- _To do_
Gather all lines with "nodos" from the records.

(Records from a dataset)
++++++++++++++++++++

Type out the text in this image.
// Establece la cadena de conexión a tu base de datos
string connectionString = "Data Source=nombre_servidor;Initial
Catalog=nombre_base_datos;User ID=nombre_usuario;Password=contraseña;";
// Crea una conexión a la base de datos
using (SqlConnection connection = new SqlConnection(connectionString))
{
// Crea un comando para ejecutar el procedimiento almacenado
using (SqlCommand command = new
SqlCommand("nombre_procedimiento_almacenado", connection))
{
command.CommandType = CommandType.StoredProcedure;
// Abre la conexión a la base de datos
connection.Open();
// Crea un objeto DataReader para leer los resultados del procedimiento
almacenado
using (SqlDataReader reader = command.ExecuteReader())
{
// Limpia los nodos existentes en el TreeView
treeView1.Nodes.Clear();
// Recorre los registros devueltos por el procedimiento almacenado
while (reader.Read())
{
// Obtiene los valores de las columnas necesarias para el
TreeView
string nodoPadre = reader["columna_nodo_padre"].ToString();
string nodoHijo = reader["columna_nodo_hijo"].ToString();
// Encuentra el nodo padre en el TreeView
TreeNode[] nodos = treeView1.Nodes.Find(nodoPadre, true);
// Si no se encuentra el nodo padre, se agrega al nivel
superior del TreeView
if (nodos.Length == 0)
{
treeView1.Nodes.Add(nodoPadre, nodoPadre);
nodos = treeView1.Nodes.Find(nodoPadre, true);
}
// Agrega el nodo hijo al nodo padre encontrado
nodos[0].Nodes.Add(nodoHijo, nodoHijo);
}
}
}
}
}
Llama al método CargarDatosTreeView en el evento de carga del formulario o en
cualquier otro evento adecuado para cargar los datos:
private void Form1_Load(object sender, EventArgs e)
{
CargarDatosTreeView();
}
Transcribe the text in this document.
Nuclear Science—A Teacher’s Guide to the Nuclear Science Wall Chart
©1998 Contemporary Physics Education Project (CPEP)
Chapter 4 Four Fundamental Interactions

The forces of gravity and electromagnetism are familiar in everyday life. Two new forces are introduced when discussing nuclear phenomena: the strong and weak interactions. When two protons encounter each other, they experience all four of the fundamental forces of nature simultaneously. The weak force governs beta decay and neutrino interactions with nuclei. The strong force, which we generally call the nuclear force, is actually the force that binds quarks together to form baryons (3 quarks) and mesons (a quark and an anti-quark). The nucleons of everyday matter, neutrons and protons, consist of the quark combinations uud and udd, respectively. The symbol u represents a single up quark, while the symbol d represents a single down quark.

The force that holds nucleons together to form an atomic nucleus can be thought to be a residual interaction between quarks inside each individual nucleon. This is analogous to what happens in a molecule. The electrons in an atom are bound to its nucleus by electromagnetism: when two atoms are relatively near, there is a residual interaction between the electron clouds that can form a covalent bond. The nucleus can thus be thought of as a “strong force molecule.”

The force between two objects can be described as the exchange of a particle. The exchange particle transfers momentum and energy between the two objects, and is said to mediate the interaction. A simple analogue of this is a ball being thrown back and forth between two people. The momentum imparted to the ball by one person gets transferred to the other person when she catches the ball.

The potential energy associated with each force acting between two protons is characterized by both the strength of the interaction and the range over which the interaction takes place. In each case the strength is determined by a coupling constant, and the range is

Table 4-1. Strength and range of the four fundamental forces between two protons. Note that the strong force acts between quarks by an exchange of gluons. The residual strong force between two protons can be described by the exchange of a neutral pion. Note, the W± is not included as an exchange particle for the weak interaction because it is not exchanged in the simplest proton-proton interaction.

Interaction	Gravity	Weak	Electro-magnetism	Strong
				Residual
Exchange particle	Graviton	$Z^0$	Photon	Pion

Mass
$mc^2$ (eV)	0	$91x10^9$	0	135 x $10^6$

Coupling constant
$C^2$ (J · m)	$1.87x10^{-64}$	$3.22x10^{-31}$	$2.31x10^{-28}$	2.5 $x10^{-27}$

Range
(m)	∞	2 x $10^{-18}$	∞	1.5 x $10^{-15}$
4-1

++++++++++++++++++++

- _Reply to the task_
// Limpia los nodos existentes en el TreeView
TreeNode[] nodos = treeView1.Nodes.Find(nodoPadre, true);
if (nodos.Length == 0)
nodos = treeView1.Nodes.Find(nodoPadre, true);
nodos[0].Nodes.Add(nodoHijo, nodoHijo);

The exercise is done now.